## DATA EXCERPTS
↓↓↓

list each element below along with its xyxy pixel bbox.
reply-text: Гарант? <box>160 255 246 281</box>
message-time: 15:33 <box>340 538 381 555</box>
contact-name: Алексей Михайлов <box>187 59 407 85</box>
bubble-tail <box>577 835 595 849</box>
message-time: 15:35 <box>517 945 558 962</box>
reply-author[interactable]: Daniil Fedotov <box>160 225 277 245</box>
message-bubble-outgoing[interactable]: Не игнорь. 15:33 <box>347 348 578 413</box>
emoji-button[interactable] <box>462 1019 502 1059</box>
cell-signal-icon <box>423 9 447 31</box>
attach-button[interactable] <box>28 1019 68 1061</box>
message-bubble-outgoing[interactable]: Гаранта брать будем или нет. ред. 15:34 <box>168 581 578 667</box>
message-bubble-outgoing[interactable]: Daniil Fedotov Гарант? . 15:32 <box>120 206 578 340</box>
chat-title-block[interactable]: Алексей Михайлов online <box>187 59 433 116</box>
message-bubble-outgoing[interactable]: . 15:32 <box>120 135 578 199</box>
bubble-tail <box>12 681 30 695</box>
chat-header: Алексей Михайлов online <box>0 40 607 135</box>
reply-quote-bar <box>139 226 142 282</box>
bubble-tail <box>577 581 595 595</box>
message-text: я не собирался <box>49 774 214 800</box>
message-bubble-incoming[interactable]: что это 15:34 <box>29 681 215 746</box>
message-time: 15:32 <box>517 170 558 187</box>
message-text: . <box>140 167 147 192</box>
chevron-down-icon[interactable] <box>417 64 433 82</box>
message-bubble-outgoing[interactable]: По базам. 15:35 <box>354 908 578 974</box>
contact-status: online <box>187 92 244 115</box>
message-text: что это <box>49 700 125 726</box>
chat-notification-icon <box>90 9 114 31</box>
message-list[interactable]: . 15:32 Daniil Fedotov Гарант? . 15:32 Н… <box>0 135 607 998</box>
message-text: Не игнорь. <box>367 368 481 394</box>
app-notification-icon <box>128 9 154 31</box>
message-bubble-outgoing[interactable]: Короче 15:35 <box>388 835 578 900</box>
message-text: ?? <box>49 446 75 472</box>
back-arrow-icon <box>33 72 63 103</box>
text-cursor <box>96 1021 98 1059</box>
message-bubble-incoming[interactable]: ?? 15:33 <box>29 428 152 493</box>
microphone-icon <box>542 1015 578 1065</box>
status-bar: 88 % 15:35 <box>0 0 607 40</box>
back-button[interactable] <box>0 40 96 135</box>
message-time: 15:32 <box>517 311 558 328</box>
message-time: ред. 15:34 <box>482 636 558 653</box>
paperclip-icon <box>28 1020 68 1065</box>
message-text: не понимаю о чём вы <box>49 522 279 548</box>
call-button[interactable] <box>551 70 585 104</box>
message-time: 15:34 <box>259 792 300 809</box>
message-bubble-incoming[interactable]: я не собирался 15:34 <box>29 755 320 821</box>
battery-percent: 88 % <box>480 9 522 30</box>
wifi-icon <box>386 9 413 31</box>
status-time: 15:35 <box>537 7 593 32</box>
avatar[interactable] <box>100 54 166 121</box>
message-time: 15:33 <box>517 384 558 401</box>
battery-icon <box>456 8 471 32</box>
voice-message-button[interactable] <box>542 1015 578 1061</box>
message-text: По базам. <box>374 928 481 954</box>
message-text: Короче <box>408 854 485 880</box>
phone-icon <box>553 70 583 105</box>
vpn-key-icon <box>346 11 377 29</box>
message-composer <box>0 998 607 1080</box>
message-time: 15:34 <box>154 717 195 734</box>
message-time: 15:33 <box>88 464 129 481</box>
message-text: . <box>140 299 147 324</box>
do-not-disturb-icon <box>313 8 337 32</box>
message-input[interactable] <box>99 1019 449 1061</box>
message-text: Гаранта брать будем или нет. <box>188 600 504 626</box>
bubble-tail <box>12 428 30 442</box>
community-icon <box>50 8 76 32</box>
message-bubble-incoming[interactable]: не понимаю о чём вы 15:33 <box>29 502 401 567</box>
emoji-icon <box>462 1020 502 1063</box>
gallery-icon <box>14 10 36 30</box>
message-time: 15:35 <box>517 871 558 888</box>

↑↑↑

## EXERCISE BRIEF
Rewrite the stretch from the start of the records through the line that contains "reply-author[interactable]: Daniil Fedotov", replacing "bubble-tail" with "bubble-arrow" and keeping everything else the same.

## FINAL RESULT
list each element below along with its xyxy pixel bbox.
reply-text: Гарант? <box>160 255 246 281</box>
message-time: 15:33 <box>340 538 381 555</box>
contact-name: Алексей Михайлов <box>187 59 407 85</box>
bubble-arrow <box>577 835 595 849</box>
message-time: 15:35 <box>517 945 558 962</box>
reply-author[interactable]: Daniil Fedotov <box>160 225 277 245</box>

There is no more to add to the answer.